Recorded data
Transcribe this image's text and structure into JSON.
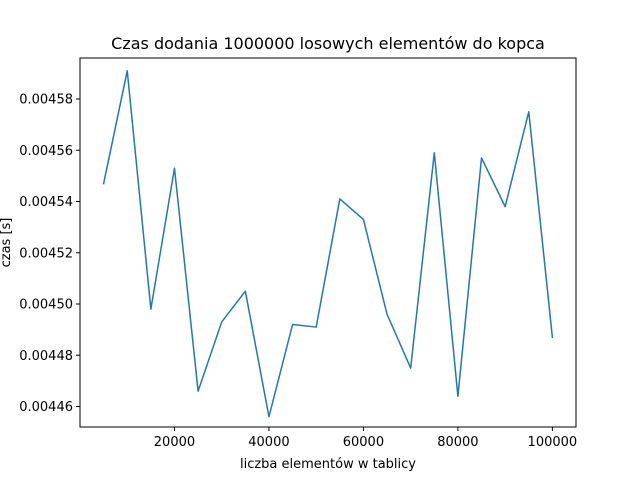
{
  "chart_data": {
    "type": "line",
    "title": "Czas dodania 1000000 losowych elementów do kopca",
    "xlabel": "liczba elementów w tablicy",
    "ylabel": "czas [s]",
    "xlim": [
      0,
      105000
    ],
    "ylim": [
      0.004452,
      0.004596
    ],
    "x_ticks": [
      20000,
      40000,
      60000,
      80000,
      100000
    ],
    "x_tick_labels": [
      "20000",
      "40000",
      "60000",
      "80000",
      "100000"
    ],
    "y_ticks": [
      0.00446,
      0.00448,
      0.0045,
      0.00452,
      0.00454,
      0.00456,
      0.00458
    ],
    "y_tick_labels": [
      "0.00446",
      "0.00448",
      "0.00450",
      "0.00452",
      "0.00454",
      "0.00456",
      "0.00458"
    ],
    "grid": false,
    "series": [
      {
        "color": "#1f77b4",
        "x": [
          5000,
          10000,
          15000,
          20000,
          25000,
          30000,
          35000,
          40000,
          45000,
          50000,
          55000,
          60000,
          65000,
          70000,
          75000,
          80000,
          85000,
          90000,
          95000,
          100000
        ],
        "y": [
          0.004547,
          0.004591,
          0.004498,
          0.004553,
          0.004466,
          0.004493,
          0.004505,
          0.004456,
          0.004492,
          0.004491,
          0.004541,
          0.004533,
          0.004496,
          0.004475,
          0.004559,
          0.004464,
          0.004557,
          0.004538,
          0.004575,
          0.004487
        ]
      }
    ]
  }
}
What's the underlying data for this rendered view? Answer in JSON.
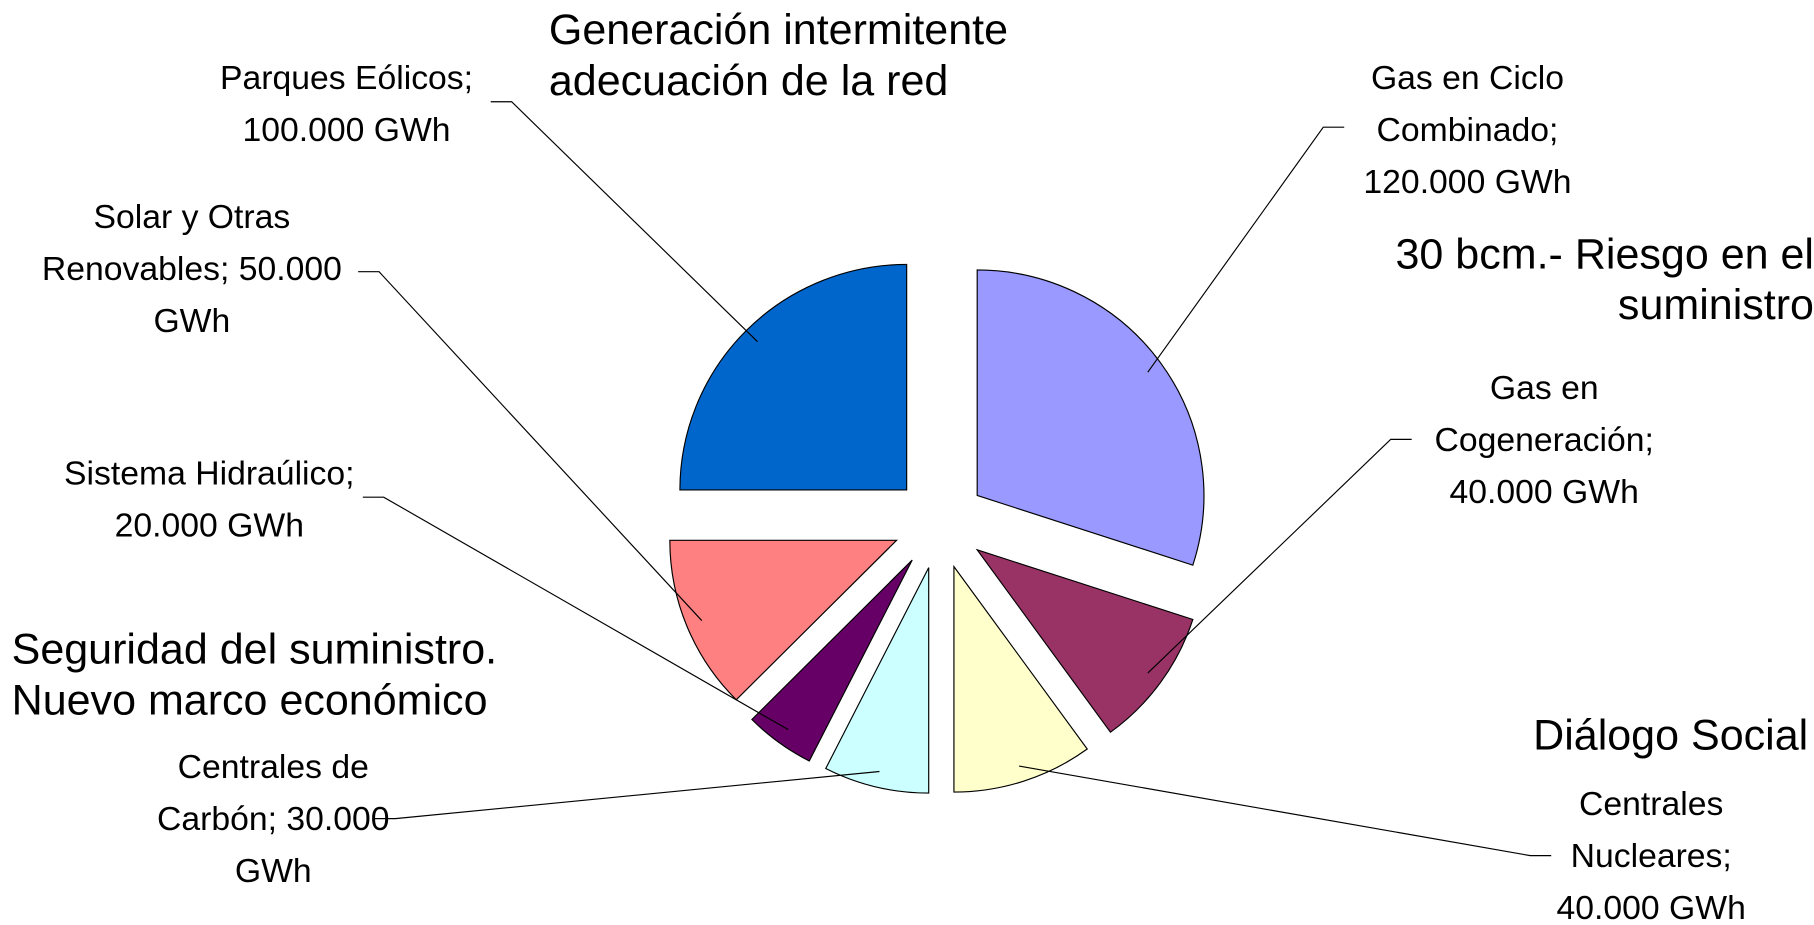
{
  "chart_data": {
    "type": "pie",
    "categories": [
      "Gas en Ciclo Combinado",
      "Gas en Cogeneración",
      "Centrales Nucleares",
      "Centrales de Carbón",
      "Sistema Hidraúlico",
      "Solar y Otras Renovables",
      "Parques Eólicos"
    ],
    "values": [
      120000,
      40000,
      40000,
      30000,
      20000,
      50000,
      100000
    ],
    "value_labels": [
      "120.000 GWh",
      "40.000 GWh",
      "40.000 GWh",
      "30.000 GWh",
      "20.000 GWh",
      "50.000 GWh",
      "100.000 GWh"
    ],
    "label_separator": ";",
    "colors": [
      "#9999ff",
      "#993366",
      "#ffffcc",
      "#ccffff",
      "#660066",
      "#ff8080",
      "#0066cc"
    ],
    "annotations": [
      "Generación intermitente adecuación de la red",
      "30 bcm.- Riesgo en el suministro",
      "Seguridad del suministro. Nuevo marco económico",
      "Diálogo Social"
    ]
  }
}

* Exercise goal: Gather from the entries above all lines that include the string "suministro".

* Written response:
      "30 bcm.- Riesgo en el suministro",
      "Seguridad del suministro. Nuevo marco económico",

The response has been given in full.